# Required task:
Search the listing below for the string "Saint" and copy every line where it occurs.

----------

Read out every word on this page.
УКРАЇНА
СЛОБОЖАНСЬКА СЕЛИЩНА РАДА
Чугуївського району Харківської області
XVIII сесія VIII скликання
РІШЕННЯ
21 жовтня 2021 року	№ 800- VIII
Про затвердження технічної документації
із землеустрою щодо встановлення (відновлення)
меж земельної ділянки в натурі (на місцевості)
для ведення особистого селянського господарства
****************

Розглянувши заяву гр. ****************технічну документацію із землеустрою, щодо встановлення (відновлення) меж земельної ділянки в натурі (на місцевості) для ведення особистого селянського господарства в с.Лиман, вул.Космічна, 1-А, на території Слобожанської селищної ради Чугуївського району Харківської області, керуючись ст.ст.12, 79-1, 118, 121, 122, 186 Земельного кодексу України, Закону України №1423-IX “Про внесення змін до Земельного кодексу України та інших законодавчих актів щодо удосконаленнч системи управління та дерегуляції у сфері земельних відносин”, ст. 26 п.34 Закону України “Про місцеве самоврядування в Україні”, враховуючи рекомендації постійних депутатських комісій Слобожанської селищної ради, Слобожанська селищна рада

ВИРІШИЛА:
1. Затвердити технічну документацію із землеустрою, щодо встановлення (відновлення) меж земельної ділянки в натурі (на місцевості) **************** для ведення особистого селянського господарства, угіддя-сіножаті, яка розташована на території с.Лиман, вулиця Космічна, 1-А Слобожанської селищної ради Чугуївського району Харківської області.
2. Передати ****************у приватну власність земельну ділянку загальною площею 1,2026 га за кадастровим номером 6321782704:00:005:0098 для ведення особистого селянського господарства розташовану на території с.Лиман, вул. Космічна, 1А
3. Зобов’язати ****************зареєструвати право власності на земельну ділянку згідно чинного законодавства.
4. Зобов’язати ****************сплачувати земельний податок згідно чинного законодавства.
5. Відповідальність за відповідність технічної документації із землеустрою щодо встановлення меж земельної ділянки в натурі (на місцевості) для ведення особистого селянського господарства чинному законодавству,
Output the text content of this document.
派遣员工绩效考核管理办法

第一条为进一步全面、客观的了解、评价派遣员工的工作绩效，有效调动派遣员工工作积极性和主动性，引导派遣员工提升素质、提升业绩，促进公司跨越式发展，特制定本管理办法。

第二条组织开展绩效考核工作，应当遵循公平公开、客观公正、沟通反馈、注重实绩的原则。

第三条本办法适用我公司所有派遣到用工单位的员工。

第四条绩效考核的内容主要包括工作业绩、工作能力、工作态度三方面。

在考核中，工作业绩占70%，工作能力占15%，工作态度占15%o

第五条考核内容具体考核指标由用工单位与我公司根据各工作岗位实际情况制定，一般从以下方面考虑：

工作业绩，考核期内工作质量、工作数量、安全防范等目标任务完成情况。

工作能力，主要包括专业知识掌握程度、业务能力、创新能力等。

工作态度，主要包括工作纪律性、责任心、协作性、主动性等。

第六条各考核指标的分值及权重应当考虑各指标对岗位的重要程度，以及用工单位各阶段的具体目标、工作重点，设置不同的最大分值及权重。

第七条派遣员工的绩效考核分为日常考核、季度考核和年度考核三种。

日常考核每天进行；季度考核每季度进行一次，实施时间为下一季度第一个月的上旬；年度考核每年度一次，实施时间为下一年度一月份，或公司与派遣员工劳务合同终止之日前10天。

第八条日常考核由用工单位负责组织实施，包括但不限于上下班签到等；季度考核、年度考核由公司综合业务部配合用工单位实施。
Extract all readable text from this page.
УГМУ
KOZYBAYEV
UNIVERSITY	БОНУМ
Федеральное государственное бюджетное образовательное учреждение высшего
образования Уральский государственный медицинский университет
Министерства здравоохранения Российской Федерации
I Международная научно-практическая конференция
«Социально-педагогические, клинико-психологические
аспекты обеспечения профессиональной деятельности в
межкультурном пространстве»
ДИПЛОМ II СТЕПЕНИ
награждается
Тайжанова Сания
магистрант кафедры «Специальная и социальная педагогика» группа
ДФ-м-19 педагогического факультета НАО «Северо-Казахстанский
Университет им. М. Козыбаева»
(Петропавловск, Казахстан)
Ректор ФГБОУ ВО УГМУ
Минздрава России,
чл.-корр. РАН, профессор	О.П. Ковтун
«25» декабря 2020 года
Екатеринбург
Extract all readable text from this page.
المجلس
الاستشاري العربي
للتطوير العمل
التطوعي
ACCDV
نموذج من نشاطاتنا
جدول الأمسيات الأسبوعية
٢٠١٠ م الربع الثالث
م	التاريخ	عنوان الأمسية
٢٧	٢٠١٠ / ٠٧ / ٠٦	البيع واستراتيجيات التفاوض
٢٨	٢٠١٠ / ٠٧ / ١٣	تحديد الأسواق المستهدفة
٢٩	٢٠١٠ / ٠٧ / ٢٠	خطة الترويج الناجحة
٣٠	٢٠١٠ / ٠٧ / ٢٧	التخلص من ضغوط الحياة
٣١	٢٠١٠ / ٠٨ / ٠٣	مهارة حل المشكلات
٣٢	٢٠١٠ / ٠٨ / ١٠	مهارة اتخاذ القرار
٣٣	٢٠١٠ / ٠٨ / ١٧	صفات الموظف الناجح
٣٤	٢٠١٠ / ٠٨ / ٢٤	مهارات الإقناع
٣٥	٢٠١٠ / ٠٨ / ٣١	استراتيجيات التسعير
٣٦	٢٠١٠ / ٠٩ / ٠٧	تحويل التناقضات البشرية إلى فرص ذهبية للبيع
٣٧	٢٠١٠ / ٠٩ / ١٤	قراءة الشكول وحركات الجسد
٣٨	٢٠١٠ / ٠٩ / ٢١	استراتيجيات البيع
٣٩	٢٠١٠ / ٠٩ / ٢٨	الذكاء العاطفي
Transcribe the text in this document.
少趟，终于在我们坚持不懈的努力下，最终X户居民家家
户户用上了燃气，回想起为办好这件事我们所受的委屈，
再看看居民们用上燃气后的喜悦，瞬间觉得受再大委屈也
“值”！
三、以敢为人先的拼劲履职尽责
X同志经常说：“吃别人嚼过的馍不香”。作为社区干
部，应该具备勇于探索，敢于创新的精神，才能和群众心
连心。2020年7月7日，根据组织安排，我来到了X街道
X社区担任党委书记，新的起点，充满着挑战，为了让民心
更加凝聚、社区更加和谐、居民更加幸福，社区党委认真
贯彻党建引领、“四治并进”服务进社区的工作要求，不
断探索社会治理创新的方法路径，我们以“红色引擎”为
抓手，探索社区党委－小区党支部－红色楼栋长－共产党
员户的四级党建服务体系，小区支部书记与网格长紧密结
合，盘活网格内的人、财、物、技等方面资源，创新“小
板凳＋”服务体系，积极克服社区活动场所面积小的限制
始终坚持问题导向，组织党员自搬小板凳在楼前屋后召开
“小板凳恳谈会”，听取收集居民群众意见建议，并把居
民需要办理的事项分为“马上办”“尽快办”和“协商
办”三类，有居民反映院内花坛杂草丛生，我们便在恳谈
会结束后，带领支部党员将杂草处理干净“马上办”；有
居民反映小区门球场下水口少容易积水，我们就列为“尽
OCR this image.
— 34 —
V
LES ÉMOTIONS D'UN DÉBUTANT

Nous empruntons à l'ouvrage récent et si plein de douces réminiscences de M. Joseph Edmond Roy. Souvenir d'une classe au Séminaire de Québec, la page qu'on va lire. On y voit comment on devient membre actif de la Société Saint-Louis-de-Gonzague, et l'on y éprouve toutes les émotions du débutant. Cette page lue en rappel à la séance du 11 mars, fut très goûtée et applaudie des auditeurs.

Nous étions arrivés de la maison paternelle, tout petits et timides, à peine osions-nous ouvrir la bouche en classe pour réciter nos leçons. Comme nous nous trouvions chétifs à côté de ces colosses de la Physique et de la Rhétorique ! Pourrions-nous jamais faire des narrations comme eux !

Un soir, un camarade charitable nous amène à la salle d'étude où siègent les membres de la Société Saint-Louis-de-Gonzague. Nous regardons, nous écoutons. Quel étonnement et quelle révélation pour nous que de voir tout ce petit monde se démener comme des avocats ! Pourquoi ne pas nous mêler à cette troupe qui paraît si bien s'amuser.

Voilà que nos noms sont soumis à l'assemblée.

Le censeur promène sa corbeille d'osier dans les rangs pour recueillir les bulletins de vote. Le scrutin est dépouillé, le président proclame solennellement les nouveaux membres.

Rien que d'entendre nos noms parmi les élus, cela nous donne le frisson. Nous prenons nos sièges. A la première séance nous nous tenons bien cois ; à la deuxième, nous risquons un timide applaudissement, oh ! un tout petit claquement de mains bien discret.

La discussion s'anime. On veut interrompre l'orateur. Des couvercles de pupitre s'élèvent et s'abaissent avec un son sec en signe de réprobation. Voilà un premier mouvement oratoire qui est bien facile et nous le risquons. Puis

----------

# Solution:
Nous empruntons à l'ouvrage récent et si plein de douces réminiscences de M. Joseph Edmond Roy. Souvenir d'une classe au Séminaire de Québec, la page qu'on va lire. On y voit comment on devient membre actif de la Société Saint-Louis-de-Gonzague, et l'on y éprouve toutes les émotions du débutant. Cette page lue en rappel à la séance du 11 mars, fut très goûtée et applaudie des auditeurs.
Un soir, un camarade charitable nous amène à la salle d'étude où siègent les membres de la Société Saint-Louis-de-Gonzague. Nous regardons, nous écoutons. Quel étonnement et quelle révélation pour nous que de voir tout ce petit monde se démener comme des avocats ! Pourquoi ne pas nous mêler à cette troupe qui paraît si bien s'amuser.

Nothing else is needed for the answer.